Image element box records
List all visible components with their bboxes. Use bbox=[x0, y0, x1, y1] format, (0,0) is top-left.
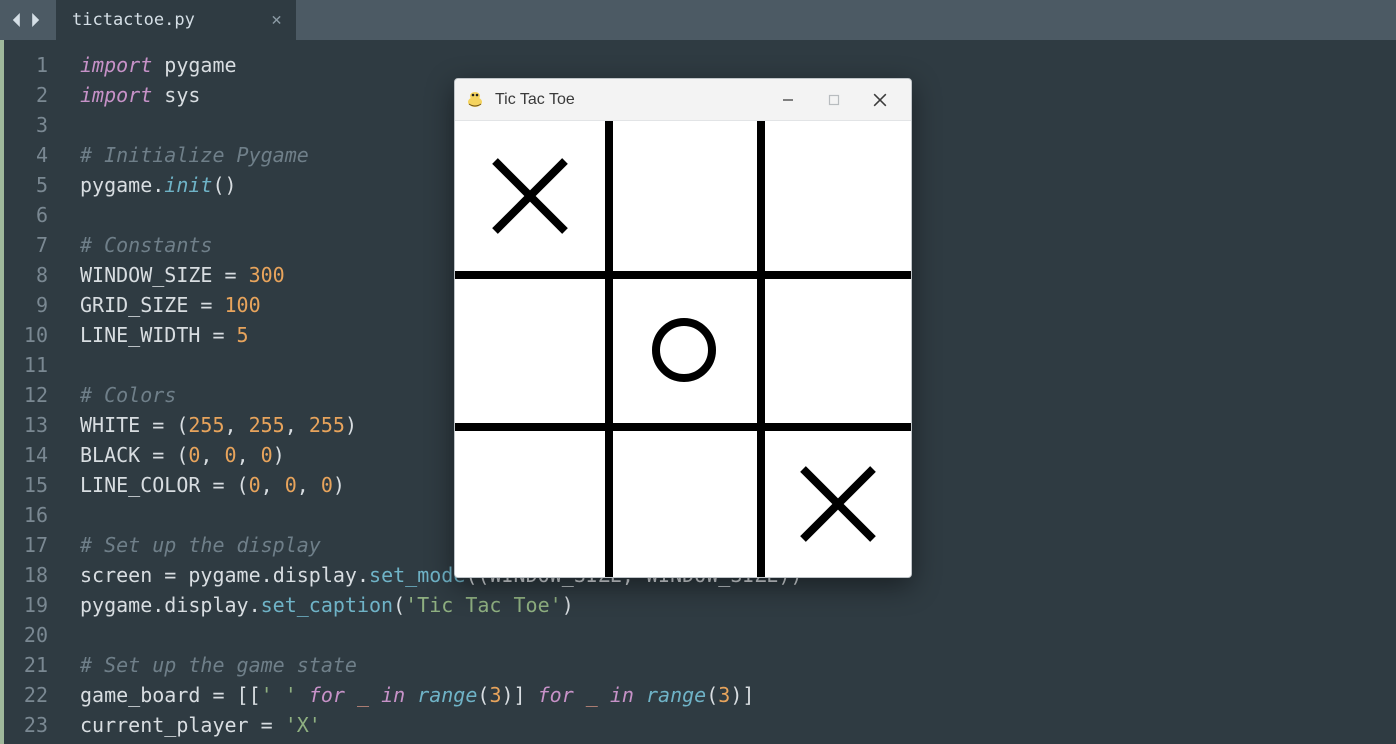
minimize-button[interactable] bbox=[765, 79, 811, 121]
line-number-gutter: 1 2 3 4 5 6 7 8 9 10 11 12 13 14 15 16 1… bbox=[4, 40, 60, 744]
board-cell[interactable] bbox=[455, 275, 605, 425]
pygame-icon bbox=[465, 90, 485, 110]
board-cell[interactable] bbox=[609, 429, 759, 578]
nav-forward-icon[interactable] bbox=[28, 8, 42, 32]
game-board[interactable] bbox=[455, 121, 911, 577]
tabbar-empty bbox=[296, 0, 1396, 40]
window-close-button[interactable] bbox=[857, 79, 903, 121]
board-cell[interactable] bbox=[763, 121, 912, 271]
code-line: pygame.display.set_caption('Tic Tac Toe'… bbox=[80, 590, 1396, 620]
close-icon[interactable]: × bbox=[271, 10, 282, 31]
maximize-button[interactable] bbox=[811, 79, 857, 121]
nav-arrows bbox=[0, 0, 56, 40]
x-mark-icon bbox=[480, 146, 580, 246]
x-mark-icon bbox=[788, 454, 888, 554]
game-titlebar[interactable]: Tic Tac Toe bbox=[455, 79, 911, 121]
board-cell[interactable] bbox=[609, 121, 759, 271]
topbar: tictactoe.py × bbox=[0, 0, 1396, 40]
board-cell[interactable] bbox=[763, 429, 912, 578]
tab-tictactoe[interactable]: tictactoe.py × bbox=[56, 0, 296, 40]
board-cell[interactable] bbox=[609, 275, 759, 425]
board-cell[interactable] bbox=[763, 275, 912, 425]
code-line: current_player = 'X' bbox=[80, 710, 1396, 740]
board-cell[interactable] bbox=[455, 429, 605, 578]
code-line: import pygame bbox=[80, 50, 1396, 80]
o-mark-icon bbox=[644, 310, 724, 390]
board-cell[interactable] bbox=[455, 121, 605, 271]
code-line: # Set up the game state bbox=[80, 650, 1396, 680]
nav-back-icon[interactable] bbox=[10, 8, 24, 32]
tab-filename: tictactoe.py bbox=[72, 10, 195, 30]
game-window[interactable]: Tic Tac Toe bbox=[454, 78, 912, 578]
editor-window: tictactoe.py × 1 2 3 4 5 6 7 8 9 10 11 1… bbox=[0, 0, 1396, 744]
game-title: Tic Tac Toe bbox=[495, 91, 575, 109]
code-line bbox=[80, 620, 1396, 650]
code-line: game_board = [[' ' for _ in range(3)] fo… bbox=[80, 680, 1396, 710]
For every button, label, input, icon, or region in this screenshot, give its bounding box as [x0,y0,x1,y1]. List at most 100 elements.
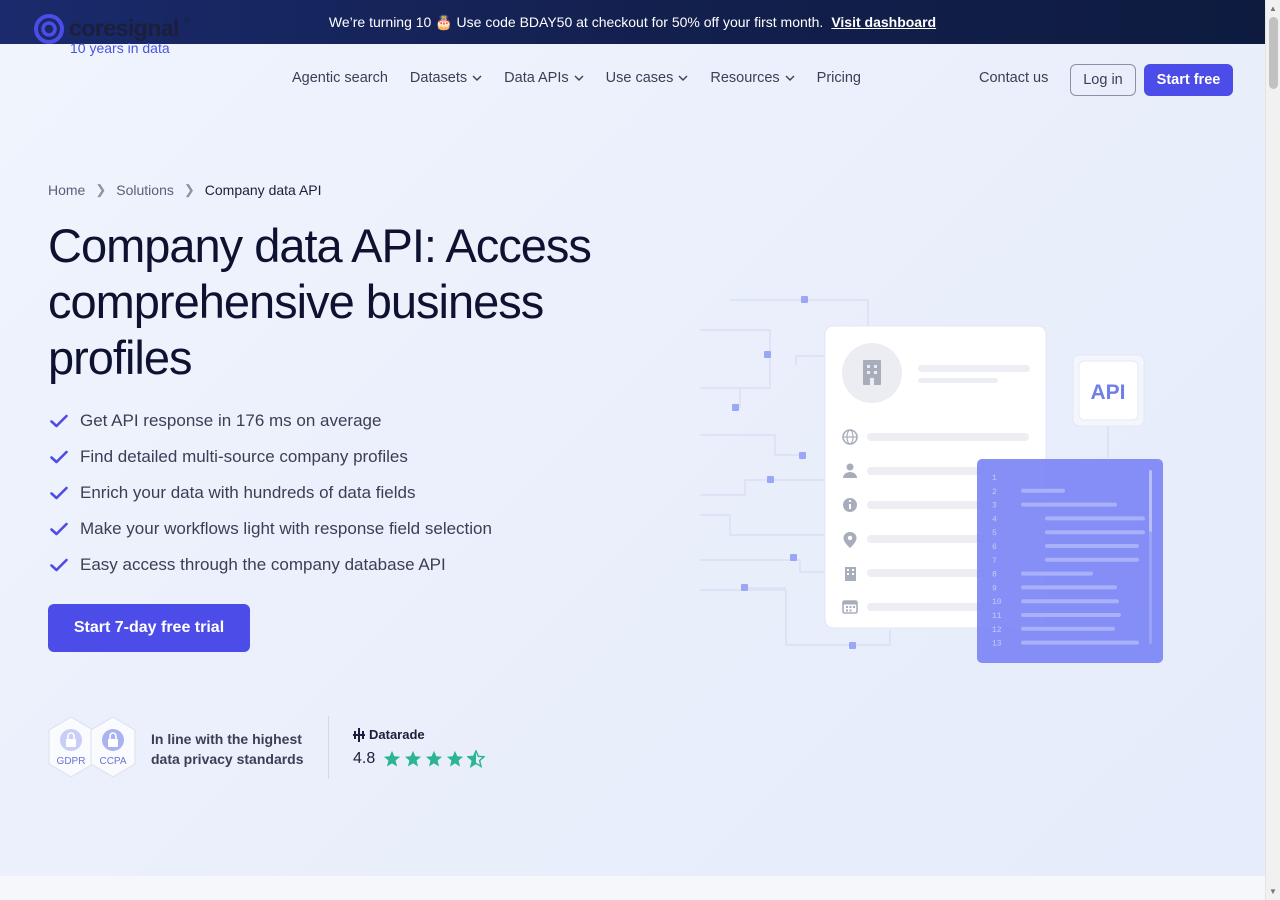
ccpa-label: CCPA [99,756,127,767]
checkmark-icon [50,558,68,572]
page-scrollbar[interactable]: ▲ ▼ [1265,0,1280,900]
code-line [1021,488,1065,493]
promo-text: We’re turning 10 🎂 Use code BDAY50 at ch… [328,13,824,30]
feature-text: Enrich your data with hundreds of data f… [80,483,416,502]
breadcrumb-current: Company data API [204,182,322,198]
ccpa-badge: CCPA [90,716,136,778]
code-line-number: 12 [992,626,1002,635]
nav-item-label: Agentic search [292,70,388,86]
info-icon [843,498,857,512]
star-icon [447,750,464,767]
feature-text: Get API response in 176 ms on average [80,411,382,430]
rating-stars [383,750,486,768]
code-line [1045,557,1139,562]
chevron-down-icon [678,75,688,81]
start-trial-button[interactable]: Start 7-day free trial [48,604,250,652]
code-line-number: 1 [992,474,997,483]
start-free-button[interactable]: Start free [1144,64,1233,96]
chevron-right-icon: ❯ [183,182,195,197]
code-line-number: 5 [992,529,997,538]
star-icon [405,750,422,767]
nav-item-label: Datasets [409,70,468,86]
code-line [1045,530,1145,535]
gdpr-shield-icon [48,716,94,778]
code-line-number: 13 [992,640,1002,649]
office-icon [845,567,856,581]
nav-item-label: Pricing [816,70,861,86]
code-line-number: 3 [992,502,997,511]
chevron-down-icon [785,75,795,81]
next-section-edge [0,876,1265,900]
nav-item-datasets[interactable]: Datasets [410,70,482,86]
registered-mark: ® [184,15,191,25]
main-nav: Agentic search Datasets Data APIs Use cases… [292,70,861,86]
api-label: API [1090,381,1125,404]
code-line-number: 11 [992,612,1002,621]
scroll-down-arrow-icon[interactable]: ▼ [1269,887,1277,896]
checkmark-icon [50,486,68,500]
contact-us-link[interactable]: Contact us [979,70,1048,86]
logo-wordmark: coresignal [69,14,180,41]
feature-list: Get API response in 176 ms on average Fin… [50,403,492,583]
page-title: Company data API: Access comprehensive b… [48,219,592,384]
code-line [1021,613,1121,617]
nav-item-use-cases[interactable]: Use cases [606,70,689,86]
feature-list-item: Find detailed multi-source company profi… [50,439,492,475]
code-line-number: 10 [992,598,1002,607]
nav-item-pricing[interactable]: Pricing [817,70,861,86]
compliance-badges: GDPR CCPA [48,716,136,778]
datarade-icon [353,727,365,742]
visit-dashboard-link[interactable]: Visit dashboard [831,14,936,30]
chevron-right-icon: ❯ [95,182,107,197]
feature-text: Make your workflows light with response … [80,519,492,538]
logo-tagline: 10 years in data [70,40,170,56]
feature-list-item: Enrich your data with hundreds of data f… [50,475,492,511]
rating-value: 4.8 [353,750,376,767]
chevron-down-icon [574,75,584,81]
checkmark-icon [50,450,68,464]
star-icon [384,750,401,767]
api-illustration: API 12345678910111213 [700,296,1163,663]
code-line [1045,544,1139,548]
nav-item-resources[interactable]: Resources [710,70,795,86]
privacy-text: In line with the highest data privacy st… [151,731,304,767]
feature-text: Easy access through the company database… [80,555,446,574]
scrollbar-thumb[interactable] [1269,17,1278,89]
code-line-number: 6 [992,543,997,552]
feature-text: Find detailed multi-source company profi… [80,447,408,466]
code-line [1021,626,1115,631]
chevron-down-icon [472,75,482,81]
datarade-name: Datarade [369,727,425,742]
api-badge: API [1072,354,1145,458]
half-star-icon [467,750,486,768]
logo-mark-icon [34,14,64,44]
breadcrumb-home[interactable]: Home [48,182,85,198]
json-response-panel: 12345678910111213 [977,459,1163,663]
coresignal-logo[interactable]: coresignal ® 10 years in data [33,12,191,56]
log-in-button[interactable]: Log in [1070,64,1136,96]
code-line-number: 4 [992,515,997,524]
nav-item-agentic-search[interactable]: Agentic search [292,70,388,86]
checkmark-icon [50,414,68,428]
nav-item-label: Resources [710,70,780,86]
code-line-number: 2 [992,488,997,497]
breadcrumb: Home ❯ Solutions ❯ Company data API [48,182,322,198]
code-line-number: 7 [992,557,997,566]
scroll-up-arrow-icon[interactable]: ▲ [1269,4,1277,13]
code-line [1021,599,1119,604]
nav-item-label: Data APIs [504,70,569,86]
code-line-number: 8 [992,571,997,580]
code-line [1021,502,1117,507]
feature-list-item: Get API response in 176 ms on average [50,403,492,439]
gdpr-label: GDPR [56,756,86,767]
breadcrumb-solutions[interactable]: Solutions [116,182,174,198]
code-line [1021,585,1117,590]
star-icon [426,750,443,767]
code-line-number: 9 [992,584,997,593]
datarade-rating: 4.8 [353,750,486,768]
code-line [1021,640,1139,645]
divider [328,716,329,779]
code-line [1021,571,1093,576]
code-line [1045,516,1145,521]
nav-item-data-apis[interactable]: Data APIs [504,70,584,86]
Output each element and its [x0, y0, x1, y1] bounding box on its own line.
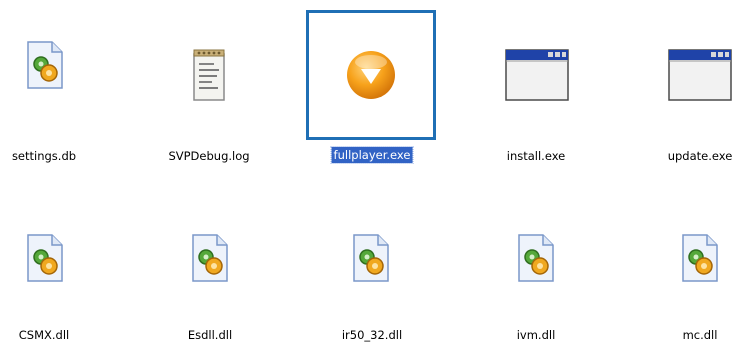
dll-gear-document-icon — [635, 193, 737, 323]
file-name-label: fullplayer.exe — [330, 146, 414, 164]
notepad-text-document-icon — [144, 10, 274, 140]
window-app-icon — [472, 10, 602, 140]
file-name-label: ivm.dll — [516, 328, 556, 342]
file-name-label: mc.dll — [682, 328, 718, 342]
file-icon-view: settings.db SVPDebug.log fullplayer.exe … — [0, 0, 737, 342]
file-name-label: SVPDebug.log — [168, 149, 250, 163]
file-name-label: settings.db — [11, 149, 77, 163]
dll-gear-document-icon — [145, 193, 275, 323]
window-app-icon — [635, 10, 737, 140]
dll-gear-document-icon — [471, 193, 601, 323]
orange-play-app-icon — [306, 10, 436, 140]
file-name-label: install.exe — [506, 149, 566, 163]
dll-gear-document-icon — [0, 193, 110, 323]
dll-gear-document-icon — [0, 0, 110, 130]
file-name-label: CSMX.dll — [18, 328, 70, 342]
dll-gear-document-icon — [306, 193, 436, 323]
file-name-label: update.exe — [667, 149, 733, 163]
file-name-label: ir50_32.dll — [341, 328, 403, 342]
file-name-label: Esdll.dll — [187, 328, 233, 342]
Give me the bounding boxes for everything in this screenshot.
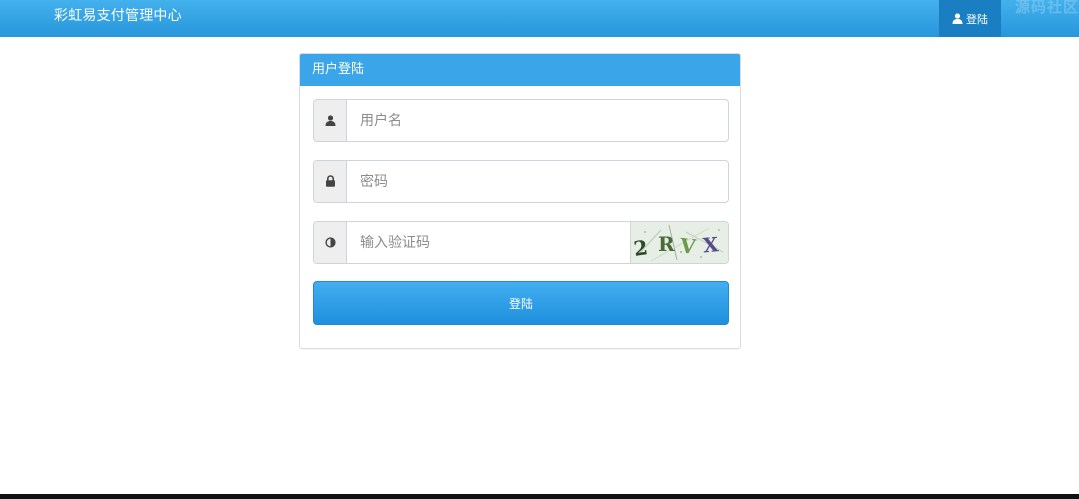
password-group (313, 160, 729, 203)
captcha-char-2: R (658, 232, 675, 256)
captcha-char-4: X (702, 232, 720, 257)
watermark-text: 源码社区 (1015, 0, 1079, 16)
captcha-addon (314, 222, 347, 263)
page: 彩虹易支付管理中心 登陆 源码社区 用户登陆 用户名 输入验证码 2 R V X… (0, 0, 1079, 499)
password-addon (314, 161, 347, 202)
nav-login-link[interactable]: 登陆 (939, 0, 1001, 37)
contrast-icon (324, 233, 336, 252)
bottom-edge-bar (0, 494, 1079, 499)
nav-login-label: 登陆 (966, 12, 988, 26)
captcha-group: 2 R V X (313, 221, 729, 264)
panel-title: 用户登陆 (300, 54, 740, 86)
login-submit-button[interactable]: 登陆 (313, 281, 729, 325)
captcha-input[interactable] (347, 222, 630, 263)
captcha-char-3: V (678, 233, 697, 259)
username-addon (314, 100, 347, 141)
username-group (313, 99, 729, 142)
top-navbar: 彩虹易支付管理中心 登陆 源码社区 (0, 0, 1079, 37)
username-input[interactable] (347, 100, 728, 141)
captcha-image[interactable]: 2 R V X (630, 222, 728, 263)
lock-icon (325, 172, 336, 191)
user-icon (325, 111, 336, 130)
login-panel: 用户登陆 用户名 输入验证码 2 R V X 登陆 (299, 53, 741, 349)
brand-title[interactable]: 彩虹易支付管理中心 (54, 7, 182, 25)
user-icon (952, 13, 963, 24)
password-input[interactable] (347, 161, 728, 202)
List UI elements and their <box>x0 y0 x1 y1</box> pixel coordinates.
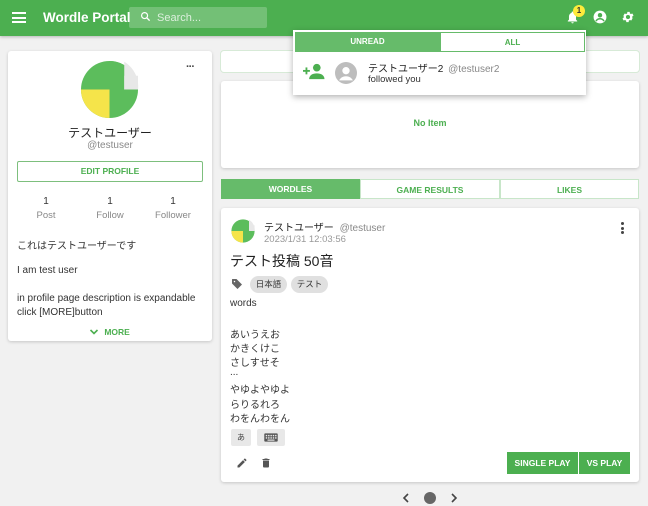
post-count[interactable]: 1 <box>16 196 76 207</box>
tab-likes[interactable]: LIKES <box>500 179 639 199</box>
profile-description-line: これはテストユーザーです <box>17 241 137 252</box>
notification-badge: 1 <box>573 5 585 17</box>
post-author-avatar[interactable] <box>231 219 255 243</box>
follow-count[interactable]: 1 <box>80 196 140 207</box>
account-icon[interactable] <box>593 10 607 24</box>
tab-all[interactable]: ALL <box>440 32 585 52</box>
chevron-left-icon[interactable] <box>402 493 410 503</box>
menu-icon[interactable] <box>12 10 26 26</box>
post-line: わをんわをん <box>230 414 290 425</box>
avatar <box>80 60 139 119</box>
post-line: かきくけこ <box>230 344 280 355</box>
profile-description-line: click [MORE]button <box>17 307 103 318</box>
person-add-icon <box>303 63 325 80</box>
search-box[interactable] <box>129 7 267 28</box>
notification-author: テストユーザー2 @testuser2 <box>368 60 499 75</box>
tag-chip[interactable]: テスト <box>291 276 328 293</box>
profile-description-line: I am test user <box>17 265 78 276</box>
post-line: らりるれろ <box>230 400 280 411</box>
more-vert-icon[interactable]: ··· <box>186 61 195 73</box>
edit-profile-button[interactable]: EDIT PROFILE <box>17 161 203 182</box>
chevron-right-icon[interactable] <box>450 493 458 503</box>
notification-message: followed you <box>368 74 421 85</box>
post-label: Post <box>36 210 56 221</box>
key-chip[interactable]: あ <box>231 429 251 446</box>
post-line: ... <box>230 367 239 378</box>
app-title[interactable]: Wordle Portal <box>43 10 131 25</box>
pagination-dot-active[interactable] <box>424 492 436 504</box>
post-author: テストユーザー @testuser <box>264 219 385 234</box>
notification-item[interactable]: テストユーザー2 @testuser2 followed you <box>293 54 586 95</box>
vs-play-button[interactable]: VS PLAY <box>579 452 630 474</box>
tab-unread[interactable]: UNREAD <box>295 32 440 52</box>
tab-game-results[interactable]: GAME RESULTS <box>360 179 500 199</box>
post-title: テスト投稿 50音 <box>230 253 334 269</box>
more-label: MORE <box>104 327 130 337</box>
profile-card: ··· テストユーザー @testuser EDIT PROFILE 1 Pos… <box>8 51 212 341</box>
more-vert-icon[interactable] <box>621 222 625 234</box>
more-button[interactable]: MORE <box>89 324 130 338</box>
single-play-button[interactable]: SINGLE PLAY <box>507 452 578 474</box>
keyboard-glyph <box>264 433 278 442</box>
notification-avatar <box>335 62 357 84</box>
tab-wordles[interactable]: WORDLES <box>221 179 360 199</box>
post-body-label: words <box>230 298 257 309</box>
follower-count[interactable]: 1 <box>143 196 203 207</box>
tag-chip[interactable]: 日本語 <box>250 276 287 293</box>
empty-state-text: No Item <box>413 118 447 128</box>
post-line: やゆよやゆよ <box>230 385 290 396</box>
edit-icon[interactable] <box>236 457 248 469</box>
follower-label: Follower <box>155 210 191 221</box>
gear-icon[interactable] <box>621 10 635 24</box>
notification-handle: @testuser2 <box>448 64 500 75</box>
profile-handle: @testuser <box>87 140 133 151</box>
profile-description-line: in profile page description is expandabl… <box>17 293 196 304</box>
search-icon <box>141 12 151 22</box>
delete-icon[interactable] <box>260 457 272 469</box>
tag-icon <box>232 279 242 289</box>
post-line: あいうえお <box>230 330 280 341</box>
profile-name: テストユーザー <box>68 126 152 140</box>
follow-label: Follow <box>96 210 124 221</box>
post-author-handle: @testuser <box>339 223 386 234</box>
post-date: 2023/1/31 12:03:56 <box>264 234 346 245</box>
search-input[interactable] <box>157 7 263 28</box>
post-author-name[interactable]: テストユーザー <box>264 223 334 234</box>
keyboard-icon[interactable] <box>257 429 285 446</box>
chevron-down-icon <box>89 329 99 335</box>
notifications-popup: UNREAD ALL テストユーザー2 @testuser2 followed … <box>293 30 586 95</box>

> Task requirements
Repeat the lines between the one holding "ccpa-label: CCPA [99,756,127,767]" and the one holding "ccpa-badge: CCPA [90,716,136,778]", inclusive, without any change.

> Correct output
ccpa-label: CCPA [99,756,127,767]
checkmark-icon [50,558,68,572]
page-scrollbar[interactable]: ▲ ▼ [1265,0,1280,900]
code-line [1021,488,1065,493]
promo-text: We’re turning 10 🎂 Use code BDAY50 at ch… [328,13,824,30]
feature-text: Enrich your data with hundreds of data f… [80,483,416,502]
breadcrumb-current: Company data API [204,182,322,198]
ccpa-badge: CCPA [90,716,136,778]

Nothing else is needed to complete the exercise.